- **GOAL**: Of all the lines in the material below, how many include the string "values"? Give the number only.

***** MATERIALS PROVIDED

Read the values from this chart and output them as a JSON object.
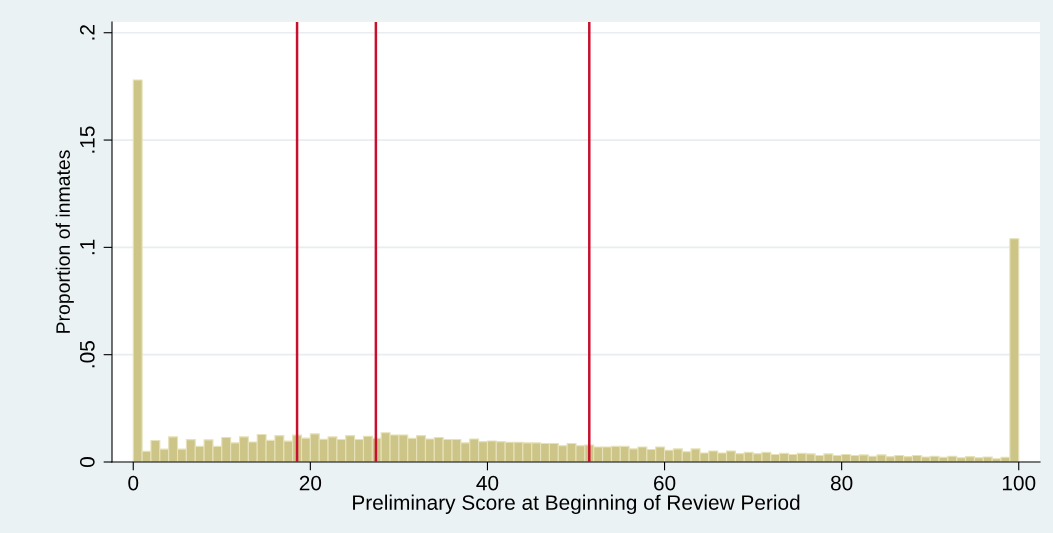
{
  "chart_data": {
    "type": "histogram",
    "xlabel": "Preliminary Score at Beginning of Review Period",
    "ylabel": "Proportion of inmates",
    "bins": [
      0,
      1,
      2,
      3,
      4,
      5,
      6,
      7,
      8,
      9,
      10,
      11,
      12,
      13,
      14,
      15,
      16,
      17,
      18,
      19,
      20,
      21,
      22,
      23,
      24,
      25,
      26,
      27,
      28,
      29,
      30,
      31,
      32,
      33,
      34,
      35,
      36,
      37,
      38,
      39,
      40,
      41,
      42,
      43,
      44,
      45,
      46,
      47,
      48,
      49,
      50,
      51,
      52,
      53,
      54,
      55,
      56,
      57,
      58,
      59,
      60,
      61,
      62,
      63,
      64,
      65,
      66,
      67,
      68,
      69,
      70,
      71,
      72,
      73,
      74,
      75,
      76,
      77,
      78,
      79,
      80,
      81,
      82,
      83,
      84,
      85,
      86,
      87,
      88,
      89,
      90,
      91,
      92,
      93,
      94,
      95,
      96,
      97,
      98,
      99,
      100
    ],
    "values": [
      0.178,
      0.005,
      0.01,
      0.006,
      0.0117,
      0.006,
      0.0104,
      0.0073,
      0.0103,
      0.0073,
      0.0114,
      0.0089,
      0.0117,
      0.0093,
      0.0128,
      0.0101,
      0.0123,
      0.0097,
      0.0125,
      0.0111,
      0.0131,
      0.0106,
      0.0117,
      0.0105,
      0.0123,
      0.0105,
      0.012,
      0.011,
      0.0136,
      0.0126,
      0.0126,
      0.011,
      0.0123,
      0.0107,
      0.0114,
      0.0105,
      0.0105,
      0.0089,
      0.0107,
      0.0095,
      0.0098,
      0.0095,
      0.0092,
      0.0092,
      0.0089,
      0.0089,
      0.0086,
      0.0086,
      0.0076,
      0.0086,
      0.0076,
      0.0079,
      0.007,
      0.007,
      0.0073,
      0.0073,
      0.0061,
      0.007,
      0.0058,
      0.007,
      0.0055,
      0.0061,
      0.0048,
      0.0061,
      0.0042,
      0.0051,
      0.0042,
      0.0051,
      0.0039,
      0.0045,
      0.0039,
      0.0045,
      0.0035,
      0.004,
      0.0035,
      0.004,
      0.0038,
      0.003,
      0.0038,
      0.003,
      0.0035,
      0.003,
      0.0033,
      0.0027,
      0.0033,
      0.0025,
      0.003,
      0.0025,
      0.003,
      0.0023,
      0.0027,
      0.0022,
      0.0027,
      0.002,
      0.0025,
      0.002,
      0.0023,
      0.0015,
      0.0022,
      0.104
    ],
    "color": "#cdc587",
    "xlim": [
      -2.4,
      102.4
    ],
    "ylim": [
      0,
      0.205
    ],
    "xticks": [
      0,
      20,
      40,
      60,
      80,
      100
    ],
    "yticks": [
      0,
      {
        "value": 0.05,
        "label": ".05"
      },
      {
        "value": 0.1,
        "label": ".1"
      },
      {
        "value": 0.15,
        "label": ".15"
      },
      {
        "value": 0.2,
        "label": ".2"
      }
    ],
    "grid": "y",
    "ref_lines": [
      {
        "axis": "x",
        "value": 18.5,
        "color": "#c8102e"
      },
      {
        "axis": "x",
        "value": 27.4,
        "color": "#c8102e"
      },
      {
        "axis": "x",
        "value": 51.5,
        "color": "#c8102e"
      }
    ]
  }
}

**********

- **RESPONSE BELOW**: 2